# Start of Task data

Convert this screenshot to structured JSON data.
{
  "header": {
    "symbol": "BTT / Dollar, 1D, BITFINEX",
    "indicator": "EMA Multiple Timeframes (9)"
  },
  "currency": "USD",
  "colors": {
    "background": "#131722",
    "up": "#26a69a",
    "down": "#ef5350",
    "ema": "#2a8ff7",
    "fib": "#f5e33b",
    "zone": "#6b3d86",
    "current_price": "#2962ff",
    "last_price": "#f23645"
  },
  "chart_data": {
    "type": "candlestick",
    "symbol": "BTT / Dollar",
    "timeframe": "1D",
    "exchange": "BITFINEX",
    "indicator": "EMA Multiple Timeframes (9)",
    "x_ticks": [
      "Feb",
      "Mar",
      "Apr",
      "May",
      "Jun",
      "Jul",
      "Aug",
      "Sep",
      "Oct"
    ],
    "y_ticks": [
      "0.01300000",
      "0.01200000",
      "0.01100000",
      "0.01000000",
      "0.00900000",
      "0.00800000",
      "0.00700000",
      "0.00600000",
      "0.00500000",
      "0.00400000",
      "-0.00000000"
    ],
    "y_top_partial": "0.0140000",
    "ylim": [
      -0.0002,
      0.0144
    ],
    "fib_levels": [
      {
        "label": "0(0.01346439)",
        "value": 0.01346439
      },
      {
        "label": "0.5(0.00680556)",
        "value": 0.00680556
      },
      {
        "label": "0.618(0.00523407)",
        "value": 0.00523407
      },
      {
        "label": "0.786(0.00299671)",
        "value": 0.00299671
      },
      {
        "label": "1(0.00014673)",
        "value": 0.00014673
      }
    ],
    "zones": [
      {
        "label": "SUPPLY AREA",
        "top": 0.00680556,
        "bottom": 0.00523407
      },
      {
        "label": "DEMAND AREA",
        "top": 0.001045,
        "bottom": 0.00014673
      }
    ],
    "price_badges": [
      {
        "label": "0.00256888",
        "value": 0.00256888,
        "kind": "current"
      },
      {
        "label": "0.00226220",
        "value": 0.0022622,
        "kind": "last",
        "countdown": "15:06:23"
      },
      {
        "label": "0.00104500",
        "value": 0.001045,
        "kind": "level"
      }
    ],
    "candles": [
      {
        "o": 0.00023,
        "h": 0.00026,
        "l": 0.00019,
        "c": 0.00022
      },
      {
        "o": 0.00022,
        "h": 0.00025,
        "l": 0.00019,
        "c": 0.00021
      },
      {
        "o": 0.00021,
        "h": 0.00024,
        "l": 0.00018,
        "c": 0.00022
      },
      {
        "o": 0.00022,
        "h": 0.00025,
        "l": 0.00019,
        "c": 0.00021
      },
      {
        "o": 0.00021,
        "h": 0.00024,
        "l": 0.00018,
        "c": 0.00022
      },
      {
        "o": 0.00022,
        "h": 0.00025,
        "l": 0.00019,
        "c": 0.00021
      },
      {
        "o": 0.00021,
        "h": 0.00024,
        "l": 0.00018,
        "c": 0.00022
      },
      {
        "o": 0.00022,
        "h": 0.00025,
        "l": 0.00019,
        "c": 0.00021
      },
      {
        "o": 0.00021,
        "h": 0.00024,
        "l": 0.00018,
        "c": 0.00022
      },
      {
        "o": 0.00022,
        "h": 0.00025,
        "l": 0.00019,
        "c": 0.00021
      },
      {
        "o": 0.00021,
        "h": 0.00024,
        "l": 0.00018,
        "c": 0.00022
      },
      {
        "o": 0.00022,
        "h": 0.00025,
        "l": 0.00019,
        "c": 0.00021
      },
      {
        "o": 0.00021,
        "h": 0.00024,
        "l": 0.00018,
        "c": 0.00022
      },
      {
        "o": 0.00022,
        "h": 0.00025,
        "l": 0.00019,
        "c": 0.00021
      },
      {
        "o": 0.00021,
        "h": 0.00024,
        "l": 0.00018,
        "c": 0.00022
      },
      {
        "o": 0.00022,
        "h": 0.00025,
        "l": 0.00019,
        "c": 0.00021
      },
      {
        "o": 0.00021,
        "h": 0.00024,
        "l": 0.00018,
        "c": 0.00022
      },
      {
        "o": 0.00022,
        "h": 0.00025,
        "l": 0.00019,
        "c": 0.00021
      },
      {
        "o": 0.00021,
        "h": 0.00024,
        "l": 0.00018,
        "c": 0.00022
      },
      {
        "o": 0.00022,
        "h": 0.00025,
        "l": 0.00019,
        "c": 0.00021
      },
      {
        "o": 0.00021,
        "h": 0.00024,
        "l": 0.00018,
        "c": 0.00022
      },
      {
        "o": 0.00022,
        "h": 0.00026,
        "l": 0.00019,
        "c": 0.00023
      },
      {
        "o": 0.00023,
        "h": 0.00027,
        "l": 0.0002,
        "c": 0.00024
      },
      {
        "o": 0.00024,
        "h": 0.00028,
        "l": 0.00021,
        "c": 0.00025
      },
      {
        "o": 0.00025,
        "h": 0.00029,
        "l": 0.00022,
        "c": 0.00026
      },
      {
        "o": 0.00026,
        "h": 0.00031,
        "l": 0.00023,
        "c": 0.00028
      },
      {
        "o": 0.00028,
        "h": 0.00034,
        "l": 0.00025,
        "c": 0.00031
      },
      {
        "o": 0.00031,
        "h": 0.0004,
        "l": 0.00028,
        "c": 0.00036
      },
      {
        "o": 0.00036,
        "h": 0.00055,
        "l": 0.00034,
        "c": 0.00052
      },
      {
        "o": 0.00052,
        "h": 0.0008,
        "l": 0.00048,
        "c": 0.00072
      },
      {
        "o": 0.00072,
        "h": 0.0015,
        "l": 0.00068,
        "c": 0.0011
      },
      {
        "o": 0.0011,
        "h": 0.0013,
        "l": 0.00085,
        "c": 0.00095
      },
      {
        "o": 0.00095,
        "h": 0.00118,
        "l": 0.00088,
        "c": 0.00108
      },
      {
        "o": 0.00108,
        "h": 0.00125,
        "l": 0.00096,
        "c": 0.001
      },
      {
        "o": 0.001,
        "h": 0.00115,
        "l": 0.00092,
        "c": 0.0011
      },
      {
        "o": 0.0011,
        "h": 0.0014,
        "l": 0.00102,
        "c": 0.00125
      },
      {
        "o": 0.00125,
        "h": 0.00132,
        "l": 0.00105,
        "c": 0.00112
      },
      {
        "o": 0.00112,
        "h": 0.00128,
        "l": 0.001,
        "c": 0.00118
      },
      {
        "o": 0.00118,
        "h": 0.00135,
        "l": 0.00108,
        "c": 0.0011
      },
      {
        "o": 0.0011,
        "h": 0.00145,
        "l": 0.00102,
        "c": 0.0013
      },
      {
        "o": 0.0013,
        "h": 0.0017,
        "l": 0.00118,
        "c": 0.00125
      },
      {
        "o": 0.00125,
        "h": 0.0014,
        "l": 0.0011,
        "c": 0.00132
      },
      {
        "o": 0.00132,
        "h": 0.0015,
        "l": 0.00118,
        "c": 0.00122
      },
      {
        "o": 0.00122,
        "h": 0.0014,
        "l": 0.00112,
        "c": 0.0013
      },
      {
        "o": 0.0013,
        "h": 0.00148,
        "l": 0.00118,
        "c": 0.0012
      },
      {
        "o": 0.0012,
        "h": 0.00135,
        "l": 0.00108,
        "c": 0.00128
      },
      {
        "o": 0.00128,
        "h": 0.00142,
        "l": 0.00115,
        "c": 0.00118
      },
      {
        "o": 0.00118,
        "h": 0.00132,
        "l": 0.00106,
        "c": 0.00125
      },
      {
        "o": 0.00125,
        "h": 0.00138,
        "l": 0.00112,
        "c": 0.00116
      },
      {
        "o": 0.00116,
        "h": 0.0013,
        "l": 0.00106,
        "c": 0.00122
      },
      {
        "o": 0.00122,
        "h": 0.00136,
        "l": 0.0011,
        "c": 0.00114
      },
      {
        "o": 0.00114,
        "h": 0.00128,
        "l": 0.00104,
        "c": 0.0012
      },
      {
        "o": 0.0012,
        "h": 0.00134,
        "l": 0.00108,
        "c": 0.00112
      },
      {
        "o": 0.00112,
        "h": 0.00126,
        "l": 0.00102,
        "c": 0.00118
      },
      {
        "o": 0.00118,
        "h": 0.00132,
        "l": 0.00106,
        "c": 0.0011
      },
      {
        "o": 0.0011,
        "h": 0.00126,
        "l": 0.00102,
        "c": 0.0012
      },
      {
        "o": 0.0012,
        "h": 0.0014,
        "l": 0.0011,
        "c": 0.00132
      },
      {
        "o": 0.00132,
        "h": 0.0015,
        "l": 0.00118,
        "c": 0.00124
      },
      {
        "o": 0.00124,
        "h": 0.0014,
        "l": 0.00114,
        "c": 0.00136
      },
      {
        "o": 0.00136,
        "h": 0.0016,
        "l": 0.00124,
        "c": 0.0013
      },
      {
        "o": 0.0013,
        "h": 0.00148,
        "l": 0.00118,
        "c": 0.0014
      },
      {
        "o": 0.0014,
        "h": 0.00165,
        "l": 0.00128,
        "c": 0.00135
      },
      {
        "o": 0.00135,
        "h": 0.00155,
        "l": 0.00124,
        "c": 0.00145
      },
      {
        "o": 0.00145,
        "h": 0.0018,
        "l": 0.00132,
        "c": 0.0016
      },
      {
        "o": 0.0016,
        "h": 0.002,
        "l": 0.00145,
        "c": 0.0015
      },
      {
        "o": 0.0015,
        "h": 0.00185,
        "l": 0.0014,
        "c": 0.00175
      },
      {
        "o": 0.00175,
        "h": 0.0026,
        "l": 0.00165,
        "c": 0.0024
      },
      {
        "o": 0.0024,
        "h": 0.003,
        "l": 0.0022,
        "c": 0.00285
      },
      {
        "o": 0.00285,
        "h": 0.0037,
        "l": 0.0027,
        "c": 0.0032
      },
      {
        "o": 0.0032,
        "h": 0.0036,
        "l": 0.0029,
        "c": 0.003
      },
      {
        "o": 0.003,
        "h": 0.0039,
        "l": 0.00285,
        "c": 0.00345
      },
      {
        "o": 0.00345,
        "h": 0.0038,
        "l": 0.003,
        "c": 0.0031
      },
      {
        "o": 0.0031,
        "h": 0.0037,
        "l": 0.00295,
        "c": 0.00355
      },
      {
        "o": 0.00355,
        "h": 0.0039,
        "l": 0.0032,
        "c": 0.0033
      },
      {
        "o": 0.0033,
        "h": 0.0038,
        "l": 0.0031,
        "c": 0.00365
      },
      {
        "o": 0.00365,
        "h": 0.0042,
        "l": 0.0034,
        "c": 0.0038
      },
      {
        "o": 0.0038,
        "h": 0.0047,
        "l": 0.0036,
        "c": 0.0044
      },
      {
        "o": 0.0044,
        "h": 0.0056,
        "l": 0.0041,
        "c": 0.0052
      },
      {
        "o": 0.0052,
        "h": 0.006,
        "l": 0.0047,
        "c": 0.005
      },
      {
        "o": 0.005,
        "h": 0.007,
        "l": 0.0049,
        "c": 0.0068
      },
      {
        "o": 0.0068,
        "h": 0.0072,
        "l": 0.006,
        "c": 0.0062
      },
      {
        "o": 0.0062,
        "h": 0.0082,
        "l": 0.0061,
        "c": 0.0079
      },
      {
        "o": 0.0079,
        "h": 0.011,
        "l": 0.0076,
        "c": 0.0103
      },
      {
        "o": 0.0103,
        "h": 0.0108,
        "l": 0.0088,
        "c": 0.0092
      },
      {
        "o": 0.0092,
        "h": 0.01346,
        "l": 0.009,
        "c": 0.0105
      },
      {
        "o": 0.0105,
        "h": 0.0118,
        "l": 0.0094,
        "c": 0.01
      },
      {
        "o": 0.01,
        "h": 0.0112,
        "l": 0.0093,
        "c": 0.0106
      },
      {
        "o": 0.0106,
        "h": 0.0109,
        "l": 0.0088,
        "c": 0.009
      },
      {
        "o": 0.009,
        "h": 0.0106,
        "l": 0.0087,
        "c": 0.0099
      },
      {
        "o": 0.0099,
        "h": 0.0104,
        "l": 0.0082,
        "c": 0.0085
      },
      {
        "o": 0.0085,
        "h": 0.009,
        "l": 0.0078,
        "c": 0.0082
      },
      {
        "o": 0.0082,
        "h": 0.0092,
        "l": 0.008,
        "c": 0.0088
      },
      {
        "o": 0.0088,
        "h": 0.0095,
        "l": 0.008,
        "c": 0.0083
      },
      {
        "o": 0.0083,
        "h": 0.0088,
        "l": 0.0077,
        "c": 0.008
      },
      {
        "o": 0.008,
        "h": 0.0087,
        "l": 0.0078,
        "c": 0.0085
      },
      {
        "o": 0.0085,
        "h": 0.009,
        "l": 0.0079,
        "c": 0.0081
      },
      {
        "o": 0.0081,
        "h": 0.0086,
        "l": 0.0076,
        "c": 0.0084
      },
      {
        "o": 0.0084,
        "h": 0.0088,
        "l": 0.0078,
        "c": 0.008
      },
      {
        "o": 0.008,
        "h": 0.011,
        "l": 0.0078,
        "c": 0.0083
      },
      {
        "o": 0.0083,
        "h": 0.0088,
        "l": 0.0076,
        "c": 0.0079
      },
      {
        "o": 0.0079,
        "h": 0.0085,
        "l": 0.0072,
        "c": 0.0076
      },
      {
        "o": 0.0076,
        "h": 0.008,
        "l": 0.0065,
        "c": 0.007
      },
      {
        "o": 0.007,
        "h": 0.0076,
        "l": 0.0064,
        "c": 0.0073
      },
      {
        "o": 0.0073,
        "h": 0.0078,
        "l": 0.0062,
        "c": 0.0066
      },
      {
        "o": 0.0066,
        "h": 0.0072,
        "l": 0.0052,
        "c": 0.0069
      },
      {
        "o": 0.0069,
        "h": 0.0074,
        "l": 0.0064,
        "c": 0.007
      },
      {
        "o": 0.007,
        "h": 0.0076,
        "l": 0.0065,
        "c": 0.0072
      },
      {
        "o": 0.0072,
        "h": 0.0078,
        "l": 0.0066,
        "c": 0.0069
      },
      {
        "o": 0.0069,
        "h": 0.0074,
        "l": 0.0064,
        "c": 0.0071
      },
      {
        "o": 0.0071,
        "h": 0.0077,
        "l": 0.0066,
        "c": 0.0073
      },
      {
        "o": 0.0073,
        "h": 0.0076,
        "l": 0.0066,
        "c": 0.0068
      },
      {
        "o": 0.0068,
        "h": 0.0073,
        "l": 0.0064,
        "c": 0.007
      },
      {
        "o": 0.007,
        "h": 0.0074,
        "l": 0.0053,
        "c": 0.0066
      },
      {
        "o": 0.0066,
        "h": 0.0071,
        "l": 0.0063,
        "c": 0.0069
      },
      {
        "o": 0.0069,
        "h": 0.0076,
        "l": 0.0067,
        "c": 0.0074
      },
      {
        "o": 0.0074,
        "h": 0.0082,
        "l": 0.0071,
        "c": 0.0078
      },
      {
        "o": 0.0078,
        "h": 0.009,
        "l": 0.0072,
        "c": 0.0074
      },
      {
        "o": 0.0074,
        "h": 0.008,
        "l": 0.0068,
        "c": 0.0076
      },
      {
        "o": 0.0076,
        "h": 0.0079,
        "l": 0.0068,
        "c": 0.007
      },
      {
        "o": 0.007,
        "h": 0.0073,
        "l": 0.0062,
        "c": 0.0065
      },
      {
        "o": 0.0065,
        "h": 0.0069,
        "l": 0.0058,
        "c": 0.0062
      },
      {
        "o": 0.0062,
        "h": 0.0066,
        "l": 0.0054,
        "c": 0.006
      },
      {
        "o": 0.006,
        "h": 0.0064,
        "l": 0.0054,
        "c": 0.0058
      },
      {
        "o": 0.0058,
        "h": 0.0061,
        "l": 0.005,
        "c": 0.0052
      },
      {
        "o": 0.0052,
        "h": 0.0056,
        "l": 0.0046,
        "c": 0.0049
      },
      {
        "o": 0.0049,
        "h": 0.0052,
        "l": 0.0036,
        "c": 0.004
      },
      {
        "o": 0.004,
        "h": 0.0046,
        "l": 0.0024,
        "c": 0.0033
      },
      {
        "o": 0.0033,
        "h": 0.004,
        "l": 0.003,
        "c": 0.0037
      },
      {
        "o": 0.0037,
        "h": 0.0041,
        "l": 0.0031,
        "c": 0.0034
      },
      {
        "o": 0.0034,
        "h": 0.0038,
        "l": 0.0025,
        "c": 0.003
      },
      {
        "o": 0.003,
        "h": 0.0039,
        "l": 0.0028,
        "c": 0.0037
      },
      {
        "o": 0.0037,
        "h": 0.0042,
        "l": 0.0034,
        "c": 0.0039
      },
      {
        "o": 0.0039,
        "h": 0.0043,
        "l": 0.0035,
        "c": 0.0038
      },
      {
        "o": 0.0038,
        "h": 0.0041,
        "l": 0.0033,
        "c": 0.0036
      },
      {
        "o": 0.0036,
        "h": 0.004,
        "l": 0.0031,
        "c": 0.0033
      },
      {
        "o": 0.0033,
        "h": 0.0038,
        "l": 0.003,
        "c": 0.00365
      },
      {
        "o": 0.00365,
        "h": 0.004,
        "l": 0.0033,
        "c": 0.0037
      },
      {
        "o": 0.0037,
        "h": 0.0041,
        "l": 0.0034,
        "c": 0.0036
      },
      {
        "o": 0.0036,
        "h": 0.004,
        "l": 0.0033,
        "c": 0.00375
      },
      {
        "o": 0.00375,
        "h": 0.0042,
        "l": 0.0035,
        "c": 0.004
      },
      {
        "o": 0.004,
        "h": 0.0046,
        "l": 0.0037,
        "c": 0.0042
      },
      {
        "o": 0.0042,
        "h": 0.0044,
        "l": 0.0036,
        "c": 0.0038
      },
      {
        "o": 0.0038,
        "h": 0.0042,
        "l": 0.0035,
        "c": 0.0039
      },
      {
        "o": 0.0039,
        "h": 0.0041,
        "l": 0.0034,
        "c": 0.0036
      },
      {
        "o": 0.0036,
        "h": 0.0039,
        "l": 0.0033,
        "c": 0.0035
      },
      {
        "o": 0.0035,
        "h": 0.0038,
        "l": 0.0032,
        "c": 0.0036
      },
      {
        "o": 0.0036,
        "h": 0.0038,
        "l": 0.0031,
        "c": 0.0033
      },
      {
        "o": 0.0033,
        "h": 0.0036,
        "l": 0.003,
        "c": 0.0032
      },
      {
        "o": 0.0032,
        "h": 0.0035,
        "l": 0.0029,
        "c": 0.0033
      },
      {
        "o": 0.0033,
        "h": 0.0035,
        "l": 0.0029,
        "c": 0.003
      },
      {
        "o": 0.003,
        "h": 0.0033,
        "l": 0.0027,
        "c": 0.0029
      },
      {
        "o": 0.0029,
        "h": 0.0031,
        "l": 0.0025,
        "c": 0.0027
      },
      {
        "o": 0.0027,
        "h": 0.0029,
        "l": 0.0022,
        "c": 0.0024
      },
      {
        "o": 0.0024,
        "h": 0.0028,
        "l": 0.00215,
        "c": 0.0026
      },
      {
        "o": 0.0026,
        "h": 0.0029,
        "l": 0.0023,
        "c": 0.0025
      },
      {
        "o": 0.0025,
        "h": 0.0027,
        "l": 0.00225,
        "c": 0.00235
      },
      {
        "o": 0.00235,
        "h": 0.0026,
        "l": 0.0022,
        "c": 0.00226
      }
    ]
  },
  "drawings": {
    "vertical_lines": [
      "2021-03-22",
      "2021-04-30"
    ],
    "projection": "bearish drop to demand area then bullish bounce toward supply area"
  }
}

# End of Task data

**What you should do:** Identify and extract each line of the listing that contains "Multiple".

**Correct result:**
    "indicator": "EMA Multiple Timeframes (9)"
    "indicator": "EMA Multiple Timeframes (9)",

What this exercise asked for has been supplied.